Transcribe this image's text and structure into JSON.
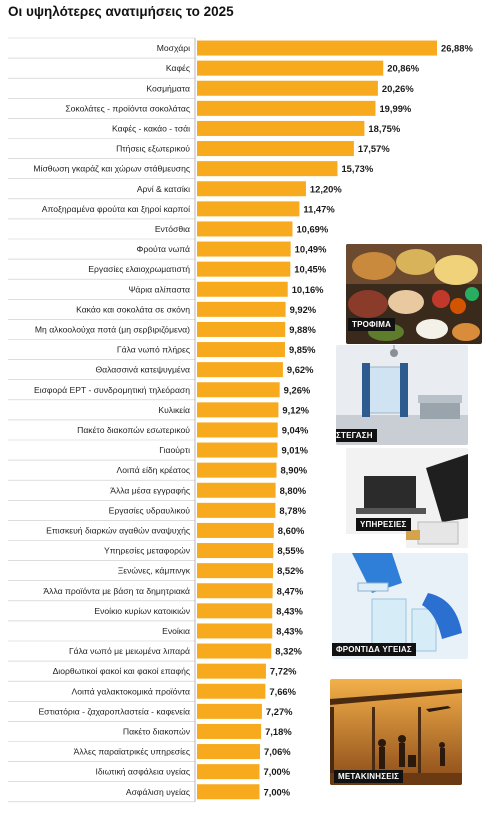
{
  "title": "Οι υψηλότερες ανατιμήσεις το 2025",
  "photo_labels": [
    "ΤΡΟΦΙΜΑ",
    "ΣΤΕΓΑΣΗ",
    "ΥΠΗΡΕΣΙΕΣ",
    "ΦΡΟΝΤΙΔΑ ΥΓΕΙΑΣ",
    "ΜΕΤΑΚΙΝΗΣΕΙΣ"
  ],
  "colors": {
    "bar": "#f7aa1d",
    "label_bg": "#111111"
  },
  "chart_data": {
    "type": "bar",
    "orientation": "horizontal",
    "title": "Οι υψηλότερες ανατιμήσεις το 2025",
    "categories": [
      "Μοσχάρι",
      "Καφές",
      "Κοσμήματα",
      "Σοκολάτες - προϊόντα σοκολάτας",
      "Καφές - κακάο - τσάι",
      "Πτήσεις εξωτερικού",
      "Μίσθωση γκαράζ και χώρων στάθμευσης",
      "Αρνί & κατσίκι",
      "Αποξηραμένα φρούτα και ξηροί καρποί",
      "Εντόσθια",
      "Φρούτα νωπά",
      "Εργασίες ελαιοχρωματιστή",
      "Ψάρια αλίπαστα",
      "Κακάο και σοκολάτα σε σκόνη",
      "Μη αλκοολούχα ποτά (μη σερβιριζόμενα)",
      "Γάλα νωπό πλήρες",
      "Θαλασσινά κατεψυγμένα",
      "Εισφορά ΕΡΤ - συνδρομητική τηλεόραση",
      "Κυλικεία",
      "Πακέτο διακοπών εσωτερικού",
      "Γιαούρτι",
      "Λοιπά είδη κρέατος",
      "Άλλα μέσα εγγραφής",
      "Εργασίες υδραυλικού",
      "Επισκευή διαρκών αγαθών αναψυχής",
      "Υπηρεσίες μεταφορών",
      "Ξενώνες, κάμπινγκ",
      "Άλλα προϊόντα με βάση τα δημητριακά",
      "Ενοίκιο κυρίων κατοικιών",
      "Ενοίκια",
      "Γάλα νωπό με μειωμένα λιπαρά",
      "Διορθωτικοί φακοί και φακοί επαφής",
      "Λοιπά γαλακτοκομικά προϊόντα",
      "Εστιατόρια - ζαχαροπλαστεία - καφενεία",
      "Πακέτο διακοπών",
      "Άλλες παραϊατρικές υπηρεσίες",
      "Ιδιωτική ασφάλεια υγείας",
      "Ασφάλιση υγείας"
    ],
    "values": [
      26.88,
      20.86,
      20.26,
      19.99,
      18.75,
      17.57,
      15.73,
      12.2,
      11.47,
      10.69,
      10.49,
      10.45,
      10.16,
      9.92,
      9.88,
      9.85,
      9.62,
      9.26,
      9.12,
      9.04,
      9.01,
      8.9,
      8.8,
      8.78,
      8.6,
      8.55,
      8.52,
      8.47,
      8.43,
      8.43,
      8.32,
      7.72,
      7.66,
      7.27,
      7.18,
      7.06,
      7.0,
      7.0
    ],
    "value_labels": [
      "26,88%",
      "20,86%",
      "20,26%",
      "19,99%",
      "18,75%",
      "17,57%",
      "15,73%",
      "12,20%",
      "11,47%",
      "10,69%",
      "10,49%",
      "10,45%",
      "10,16%",
      "9,92%",
      "9,88%",
      "9,85%",
      "9,62%",
      "9,26%",
      "9,12%",
      "9,04%",
      "9,01%",
      "8,90%",
      "8,80%",
      "8,78%",
      "8,60%",
      "8,55%",
      "8,52%",
      "8,47%",
      "8,43%",
      "8,43%",
      "8,32%",
      "7,72%",
      "7,66%",
      "7,27%",
      "7,18%",
      "7,06%",
      "7,00%",
      "7,00%"
    ],
    "unit": "%",
    "grid": false,
    "legend": "none"
  }
}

## TASK TO CARRY OUT
Copy the records above exactly, leaving out every picture.

## OUTPUT BELOW
Transcribe this image's text and structure into JSON.
{
  "title": "Οι υψηλότερες ανατιμήσεις το 2025",
  "photo_labels": [
    "ΤΡΟΦΙΜΑ",
    "ΣΤΕΓΑΣΗ",
    "ΥΠΗΡΕΣΙΕΣ",
    "ΦΡΟΝΤΙΔΑ ΥΓΕΙΑΣ",
    "ΜΕΤΑΚΙΝΗΣΕΙΣ"
  ],
  "colors": {
    "bar": "#f7aa1d",
    "label_bg": "#111111"
  },
  "chart_data": {
    "type": "bar",
    "orientation": "horizontal",
    "title": "Οι υψηλότερες ανατιμήσεις το 2025",
    "categories": [
      "Μοσχάρι",
      "Καφές",
      "Κοσμήματα",
      "Σοκολάτες - προϊόντα σοκολάτας",
      "Καφές - κακάο - τσάι",
      "Πτήσεις εξωτερικού",
      "Μίσθωση γκαράζ και χώρων στάθμευσης",
      "Αρνί & κατσίκι",
      "Αποξηραμένα φρούτα και ξηροί καρποί",
      "Εντόσθια",
      "Φρούτα νωπά",
      "Εργασίες ελαιοχρωματιστή",
      "Ψάρια αλίπαστα",
      "Κακάο και σοκολάτα σε σκόνη",
      "Μη αλκοολούχα ποτά (μη σερβιριζόμενα)",
      "Γάλα νωπό πλήρες",
      "Θαλασσινά κατεψυγμένα",
      "Εισφορά ΕΡΤ - συνδρομητική τηλεόραση",
      "Κυλικεία",
      "Πακέτο διακοπών εσωτερικού",
      "Γιαούρτι",
      "Λοιπά είδη κρέατος",
      "Άλλα μέσα εγγραφής",
      "Εργασίες υδραυλικού",
      "Επισκευή διαρκών αγαθών αναψυχής",
      "Υπηρεσίες μεταφορών",
      "Ξενώνες, κάμπινγκ",
      "Άλλα προϊόντα με βάση τα δημητριακά",
      "Ενοίκιο κυρίων κατοικιών",
      "Ενοίκια",
      "Γάλα νωπό με μειωμένα λιπαρά",
      "Διορθωτικοί φακοί και φακοί επαφής",
      "Λοιπά γαλακτοκομικά προϊόντα",
      "Εστιατόρια - ζαχαροπλαστεία - καφενεία",
      "Πακέτο διακοπών",
      "Άλλες παραϊατρικές υπηρεσίες",
      "Ιδιωτική ασφάλεια υγείας",
      "Ασφάλιση υγείας"
    ],
    "values": [
      26.88,
      20.86,
      20.26,
      19.99,
      18.75,
      17.57,
      15.73,
      12.2,
      11.47,
      10.69,
      10.49,
      10.45,
      10.16,
      9.92,
      9.88,
      9.85,
      9.62,
      9.26,
      9.12,
      9.04,
      9.01,
      8.9,
      8.8,
      8.78,
      8.6,
      8.55,
      8.52,
      8.47,
      8.43,
      8.43,
      8.32,
      7.72,
      7.66,
      7.27,
      7.18,
      7.06,
      7.0,
      7.0
    ],
    "value_labels": [
      "26,88%",
      "20,86%",
      "20,26%",
      "19,99%",
      "18,75%",
      "17,57%",
      "15,73%",
      "12,20%",
      "11,47%",
      "10,69%",
      "10,49%",
      "10,45%",
      "10,16%",
      "9,92%",
      "9,88%",
      "9,85%",
      "9,62%",
      "9,26%",
      "9,12%",
      "9,04%",
      "9,01%",
      "8,90%",
      "8,80%",
      "8,78%",
      "8,60%",
      "8,55%",
      "8,52%",
      "8,47%",
      "8,43%",
      "8,43%",
      "8,32%",
      "7,72%",
      "7,66%",
      "7,27%",
      "7,18%",
      "7,06%",
      "7,00%",
      "7,00%"
    ],
    "unit": "%",
    "grid": false,
    "legend": "none"
  }
}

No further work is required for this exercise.